## TASK DIRECTIONS
Extract every line below, verbatim.

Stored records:
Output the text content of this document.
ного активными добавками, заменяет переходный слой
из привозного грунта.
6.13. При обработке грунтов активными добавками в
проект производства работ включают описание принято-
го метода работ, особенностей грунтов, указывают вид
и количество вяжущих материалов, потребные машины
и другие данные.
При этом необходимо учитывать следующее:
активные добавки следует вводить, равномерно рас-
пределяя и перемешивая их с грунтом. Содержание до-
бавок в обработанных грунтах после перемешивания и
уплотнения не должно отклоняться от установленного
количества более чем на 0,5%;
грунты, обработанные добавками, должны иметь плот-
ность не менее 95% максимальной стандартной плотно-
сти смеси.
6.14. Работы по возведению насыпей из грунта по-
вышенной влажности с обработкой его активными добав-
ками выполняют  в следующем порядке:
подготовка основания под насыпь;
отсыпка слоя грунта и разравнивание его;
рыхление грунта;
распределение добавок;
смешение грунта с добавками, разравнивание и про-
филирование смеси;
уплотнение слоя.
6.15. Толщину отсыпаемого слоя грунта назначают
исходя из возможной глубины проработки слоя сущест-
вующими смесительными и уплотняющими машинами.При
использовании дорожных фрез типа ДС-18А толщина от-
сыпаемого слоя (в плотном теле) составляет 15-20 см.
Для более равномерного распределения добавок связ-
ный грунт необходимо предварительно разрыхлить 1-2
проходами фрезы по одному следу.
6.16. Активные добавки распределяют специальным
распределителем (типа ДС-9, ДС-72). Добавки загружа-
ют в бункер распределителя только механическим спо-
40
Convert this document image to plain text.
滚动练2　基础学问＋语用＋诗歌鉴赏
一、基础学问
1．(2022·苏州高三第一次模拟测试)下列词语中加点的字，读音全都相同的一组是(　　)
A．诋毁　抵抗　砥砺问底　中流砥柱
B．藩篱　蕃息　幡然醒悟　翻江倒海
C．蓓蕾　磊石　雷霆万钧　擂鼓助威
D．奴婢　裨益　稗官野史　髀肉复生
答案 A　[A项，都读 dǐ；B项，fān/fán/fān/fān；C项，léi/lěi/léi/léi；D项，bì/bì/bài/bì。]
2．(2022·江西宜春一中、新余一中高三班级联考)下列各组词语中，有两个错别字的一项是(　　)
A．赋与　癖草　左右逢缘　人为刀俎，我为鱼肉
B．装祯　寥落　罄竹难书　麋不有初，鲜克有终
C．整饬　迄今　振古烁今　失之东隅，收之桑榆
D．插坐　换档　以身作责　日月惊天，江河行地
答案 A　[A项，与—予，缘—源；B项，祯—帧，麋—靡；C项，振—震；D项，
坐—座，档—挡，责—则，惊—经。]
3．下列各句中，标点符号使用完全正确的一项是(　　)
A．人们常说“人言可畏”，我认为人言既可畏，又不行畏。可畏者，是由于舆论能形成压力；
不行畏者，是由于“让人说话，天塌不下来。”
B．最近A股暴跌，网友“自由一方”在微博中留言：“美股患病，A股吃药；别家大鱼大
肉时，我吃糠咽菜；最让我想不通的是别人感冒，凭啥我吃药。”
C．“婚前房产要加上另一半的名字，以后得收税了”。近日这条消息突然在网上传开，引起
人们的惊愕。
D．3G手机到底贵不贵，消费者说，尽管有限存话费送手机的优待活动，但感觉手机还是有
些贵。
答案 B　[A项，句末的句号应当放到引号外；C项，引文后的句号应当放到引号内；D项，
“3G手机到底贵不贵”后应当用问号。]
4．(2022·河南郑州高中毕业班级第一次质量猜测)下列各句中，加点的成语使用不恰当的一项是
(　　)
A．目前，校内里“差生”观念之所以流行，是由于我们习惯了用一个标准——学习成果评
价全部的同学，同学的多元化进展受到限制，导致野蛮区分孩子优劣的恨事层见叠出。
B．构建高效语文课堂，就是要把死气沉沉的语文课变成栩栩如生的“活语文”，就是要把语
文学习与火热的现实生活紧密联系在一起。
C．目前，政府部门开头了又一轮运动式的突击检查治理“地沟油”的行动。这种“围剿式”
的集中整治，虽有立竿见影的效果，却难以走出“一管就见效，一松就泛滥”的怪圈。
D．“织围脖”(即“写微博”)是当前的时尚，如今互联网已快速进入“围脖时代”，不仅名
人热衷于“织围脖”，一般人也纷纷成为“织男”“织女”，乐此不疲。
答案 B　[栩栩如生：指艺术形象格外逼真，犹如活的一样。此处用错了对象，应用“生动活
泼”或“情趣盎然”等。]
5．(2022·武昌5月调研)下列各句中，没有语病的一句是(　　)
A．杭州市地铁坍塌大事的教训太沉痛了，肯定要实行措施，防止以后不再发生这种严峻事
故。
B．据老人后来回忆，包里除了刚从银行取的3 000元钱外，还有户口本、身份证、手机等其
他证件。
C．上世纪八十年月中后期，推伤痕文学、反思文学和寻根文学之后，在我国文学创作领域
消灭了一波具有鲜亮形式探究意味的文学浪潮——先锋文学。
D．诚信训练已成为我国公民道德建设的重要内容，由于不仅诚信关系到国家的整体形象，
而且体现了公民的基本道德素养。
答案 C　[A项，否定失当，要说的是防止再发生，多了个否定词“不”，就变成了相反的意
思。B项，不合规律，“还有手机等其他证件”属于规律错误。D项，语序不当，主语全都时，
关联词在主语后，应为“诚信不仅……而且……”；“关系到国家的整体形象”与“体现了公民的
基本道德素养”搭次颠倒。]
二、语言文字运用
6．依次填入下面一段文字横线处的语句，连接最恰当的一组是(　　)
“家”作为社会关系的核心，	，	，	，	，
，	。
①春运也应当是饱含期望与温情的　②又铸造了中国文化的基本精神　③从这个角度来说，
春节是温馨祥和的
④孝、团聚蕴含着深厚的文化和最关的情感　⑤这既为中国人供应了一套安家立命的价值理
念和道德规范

## OUTPUT FOR THIS EXERCISE
Output the text content of this document.
ного активными добавками, заменяет переходный слой
из привозного грунта.
6.13. При обработке грунтов активными добавками в
проект производства работ включают описание принято-
го метода работ, особенностей грунтов, указывают вид
и количество вяжущих материалов, потребные машины
и другие данные.
При этом необходимо учитывать следующее:
активные добавки следует вводить, равномерно рас-
пределяя и перемешивая их с грунтом. Содержание до-
бавок в обработанных грунтах после перемешивания и
уплотнения не должно отклоняться от установленного
количества более чем на 0,5%;
грунты, обработанные добавками, должны иметь плот-
ность не менее 95% максимальной стандартной плотно-
сти смеси.
6.14. Работы по возведению насыпей из грунта по-
вышенной влажности с обработкой его активными добав-
ками выполняют  в следующем порядке:
подготовка основания под насыпь;
отсыпка слоя грунта и разравнивание его;
рыхление грунта;
распределение добавок;
смешение грунта с добавками, разравнивание и про-
филирование смеси;
уплотнение слоя.
6.15. Толщину отсыпаемого слоя грунта назначают
исходя из возможной глубины проработки слоя сущест-
вующими смесительными и уплотняющими машинами.При
использовании дорожных фрез типа ДС-18А толщина от-
сыпаемого слоя (в плотном теле) составляет 15-20 см.
Для более равномерного распределения добавок связ-
ный грунт необходимо предварительно разрыхлить 1-2
проходами фрезы по одному следу.
6.16. Активные добавки распределяют специальным
распределителем (типа ДС-9, ДС-72). Добавки загружа-
ют в бункер распределителя только механическим спо-
40
Convert this document image to plain text.
滚动练2　基础学问＋语用＋诗歌鉴赏
一、基础学问
1．(2022·苏州高三第一次模拟测试)下列词语中加点的字，读音全都相同的一组是(　　)
A．诋毁　抵抗　砥砺问底　中流砥柱
B．藩篱　蕃息　幡然醒悟　翻江倒海
C．蓓蕾　磊石　雷霆万钧　擂鼓助威
D．奴婢　裨益　稗官野史　髀肉复生
答案 A　[A项，都读 dǐ；B项，fān/fán/fān/fān；C项，léi/lěi/léi/léi；D项，bì/bì/bài/bì。]
2．(2022·江西宜春一中、新余一中高三班级联考)下列各组词语中，有两个错别字的一项是(　　)
A．赋与　癖草　左右逢缘　人为刀俎，我为鱼肉
B．装祯　寥落　罄竹难书　麋不有初，鲜克有终
C．整饬　迄今　振古烁今　失之东隅，收之桑榆
D．插坐　换档　以身作责　日月惊天，江河行地
答案 A　[A项，与—予，缘—源；B项，祯—帧，麋—靡；C项，振—震；D项，
坐—座，档—挡，责—则，惊—经。]
3．下列各句中，标点符号使用完全正确的一项是(　　)
A．人们常说“人言可畏”，我认为人言既可畏，又不行畏。可畏者，是由于舆论能形成压力；
不行畏者，是由于“让人说话，天塌不下来。”
B．最近A股暴跌，网友“自由一方”在微博中留言：“美股患病，A股吃药；别家大鱼大
肉时，我吃糠咽菜；最让我想不通的是别人感冒，凭啥我吃药。”
C．“婚前房产要加上另一半的名字，以后得收税了”。近日这条消息突然在网上传开，引起
人们的惊愕。
D．3G手机到底贵不贵，消费者说，尽管有限存话费送手机的优待活动，但感觉手机还是有
些贵。
答案 B　[A项，句末的句号应当放到引号外；C项，引文后的句号应当放到引号内；D项，
“3G手机到底贵不贵”后应当用问号。]
4．(2022·河南郑州高中毕业班级第一次质量猜测)下列各句中，加点的成语使用不恰当的一项是
(　　)
A．目前，校内里“差生”观念之所以流行，是由于我们习惯了用一个标准——学习成果评
价全部的同学，同学的多元化进展受到限制，导致野蛮区分孩子优劣的恨事层见叠出。
B．构建高效语文课堂，就是要把死气沉沉的语文课变成栩栩如生的“活语文”，就是要把语
文学习与火热的现实生活紧密联系在一起。
C．目前，政府部门开头了又一轮运动式的突击检查治理“地沟油”的行动。这种“围剿式”
的集中整治，虽有立竿见影的效果，却难以走出“一管就见效，一松就泛滥”的怪圈。
D．“织围脖”(即“写微博”)是当前的时尚，如今互联网已快速进入“围脖时代”，不仅名
人热衷于“织围脖”，一般人也纷纷成为“织男”“织女”，乐此不疲。
答案 B　[栩栩如生：指艺术形象格外逼真，犹如活的一样。此处用错了对象，应用“生动活
泼”或“情趣盎然”等。]
5．(2022·武昌5月调研)下列各句中，没有语病的一句是(　　)
A．杭州市地铁坍塌大事的教训太沉痛了，肯定要实行措施，防止以后不再发生这种严峻事
故。
B．据老人后来回忆，包里除了刚从银行取的3 000元钱外，还有户口本、身份证、手机等其
他证件。
C．上世纪八十年月中后期，推伤痕文学、反思文学和寻根文学之后，在我国文学创作领域
消灭了一波具有鲜亮形式探究意味的文学浪潮——先锋文学。
D．诚信训练已成为我国公民道德建设的重要内容，由于不仅诚信关系到国家的整体形象，
而且体现了公民的基本道德素养。
答案 C　[A项，否定失当，要说的是防止再发生，多了个否定词“不”，就变成了相反的意
思。B项，不合规律，“还有手机等其他证件”属于规律错误。D项，语序不当，主语全都时，
关联词在主语后，应为“诚信不仅……而且……”；“关系到国家的整体形象”与“体现了公民的
基本道德素养”搭次颠倒。]
二、语言文字运用
6．依次填入下面一段文字横线处的语句，连接最恰当的一组是(　　)
“家”作为社会关系的核心，	，	，	，	，
，	。
①春运也应当是饱含期望与温情的　②又铸造了中国文化的基本精神　③从这个角度来说，
春节是温馨祥和的
④孝、团聚蕴含着深厚的文化和最关的情感　⑤这既为中国人供应了一套安家立命的价值理
念和道德规范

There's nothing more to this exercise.